WORK INSTRUCTIONS: Give every line again exactly as it appears, please, but not the pictures.
+ + + + + + +
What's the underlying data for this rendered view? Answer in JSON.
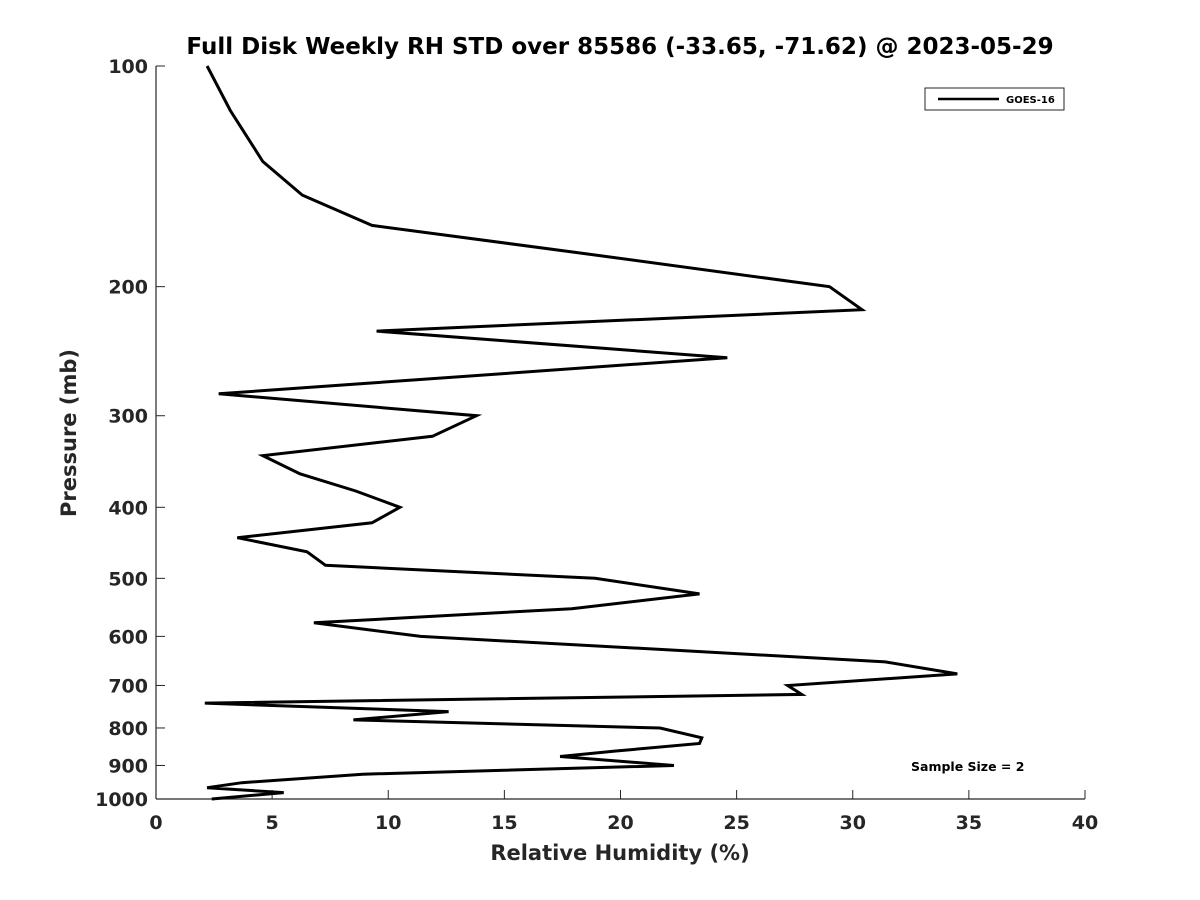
{
  "chart_data": {
    "type": "line",
    "title": "Full Disk Weekly RH STD over 85586 (-33.65, -71.62) @ 2023-05-29",
    "xlabel": "Relative Humidity (%)",
    "ylabel": "Pressure (mb)",
    "xlim": [
      0,
      40
    ],
    "ylim": [
      100,
      1000
    ],
    "y_scale": "log",
    "y_reversed": true,
    "x_ticks": [
      "0",
      "5",
      "10",
      "15",
      "20",
      "25",
      "30",
      "35",
      "40"
    ],
    "y_ticks": [
      "100",
      "200",
      "300",
      "400",
      "500",
      "600",
      "700",
      "800",
      "900",
      "1000"
    ],
    "grid": false,
    "legend_position": "top-right",
    "series": [
      {
        "name": "GOES-16",
        "color": "#000000",
        "points": [
          [
            2.2,
            100
          ],
          [
            3.2,
            115
          ],
          [
            4.6,
            135
          ],
          [
            6.3,
            150
          ],
          [
            9.3,
            165
          ],
          [
            18.3,
            180
          ],
          [
            29.0,
            200
          ],
          [
            30.4,
            215
          ],
          [
            9.5,
            230
          ],
          [
            24.6,
            250
          ],
          [
            2.7,
            280
          ],
          [
            13.8,
            300
          ],
          [
            11.9,
            320
          ],
          [
            4.6,
            340
          ],
          [
            6.2,
            360
          ],
          [
            8.6,
            380
          ],
          [
            10.5,
            400
          ],
          [
            9.3,
            420
          ],
          [
            3.5,
            440
          ],
          [
            6.5,
            460
          ],
          [
            7.3,
            480
          ],
          [
            18.9,
            500
          ],
          [
            23.4,
            525
          ],
          [
            17.9,
            550
          ],
          [
            6.8,
            575
          ],
          [
            11.4,
            600
          ],
          [
            21.7,
            625
          ],
          [
            31.4,
            650
          ],
          [
            34.5,
            675
          ],
          [
            27.2,
            700
          ],
          [
            27.8,
            720
          ],
          [
            2.1,
            740
          ],
          [
            12.6,
            760
          ],
          [
            8.5,
            780
          ],
          [
            21.7,
            800
          ],
          [
            23.5,
            825
          ],
          [
            23.4,
            840
          ],
          [
            19.8,
            860
          ],
          [
            17.4,
            875
          ],
          [
            22.3,
            900
          ],
          [
            8.9,
            925
          ],
          [
            3.7,
            950
          ],
          [
            2.2,
            965
          ],
          [
            5.5,
            980
          ],
          [
            2.4,
            1000
          ]
        ]
      }
    ],
    "annotations": [
      "Sample Size = 2"
    ]
  }
}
+ + + + + + +
WRITTEN REPLY:
What's the underlying data for this rendered view? Answer in JSON.
{
  "chart_data": {
    "type": "line",
    "title": "Full Disk Weekly RH STD over 85586 (-33.65, -71.62) @ 2023-05-29",
    "xlabel": "Relative Humidity (%)",
    "ylabel": "Pressure (mb)",
    "xlim": [
      0,
      40
    ],
    "ylim": [
      100,
      1000
    ],
    "y_scale": "log",
    "y_reversed": true,
    "x_ticks": [
      "0",
      "5",
      "10",
      "15",
      "20",
      "25",
      "30",
      "35",
      "40"
    ],
    "y_ticks": [
      "100",
      "200",
      "300",
      "400",
      "500",
      "600",
      "700",
      "800",
      "900",
      "1000"
    ],
    "grid": false,
    "legend_position": "top-right",
    "series": [
      {
        "name": "GOES-16",
        "color": "#000000",
        "points": [
          [
            2.2,
            100
          ],
          [
            3.2,
            115
          ],
          [
            4.6,
            135
          ],
          [
            6.3,
            150
          ],
          [
            9.3,
            165
          ],
          [
            18.3,
            180
          ],
          [
            29.0,
            200
          ],
          [
            30.4,
            215
          ],
          [
            9.5,
            230
          ],
          [
            24.6,
            250
          ],
          [
            2.7,
            280
          ],
          [
            13.8,
            300
          ],
          [
            11.9,
            320
          ],
          [
            4.6,
            340
          ],
          [
            6.2,
            360
          ],
          [
            8.6,
            380
          ],
          [
            10.5,
            400
          ],
          [
            9.3,
            420
          ],
          [
            3.5,
            440
          ],
          [
            6.5,
            460
          ],
          [
            7.3,
            480
          ],
          [
            18.9,
            500
          ],
          [
            23.4,
            525
          ],
          [
            17.9,
            550
          ],
          [
            6.8,
            575
          ],
          [
            11.4,
            600
          ],
          [
            21.7,
            625
          ],
          [
            31.4,
            650
          ],
          [
            34.5,
            675
          ],
          [
            27.2,
            700
          ],
          [
            27.8,
            720
          ],
          [
            2.1,
            740
          ],
          [
            12.6,
            760
          ],
          [
            8.5,
            780
          ],
          [
            21.7,
            800
          ],
          [
            23.5,
            825
          ],
          [
            23.4,
            840
          ],
          [
            19.8,
            860
          ],
          [
            17.4,
            875
          ],
          [
            22.3,
            900
          ],
          [
            8.9,
            925
          ],
          [
            3.7,
            950
          ],
          [
            2.2,
            965
          ],
          [
            5.5,
            980
          ],
          [
            2.4,
            1000
          ]
        ]
      }
    ],
    "annotations": [
      "Sample Size = 2"
    ]
  }
}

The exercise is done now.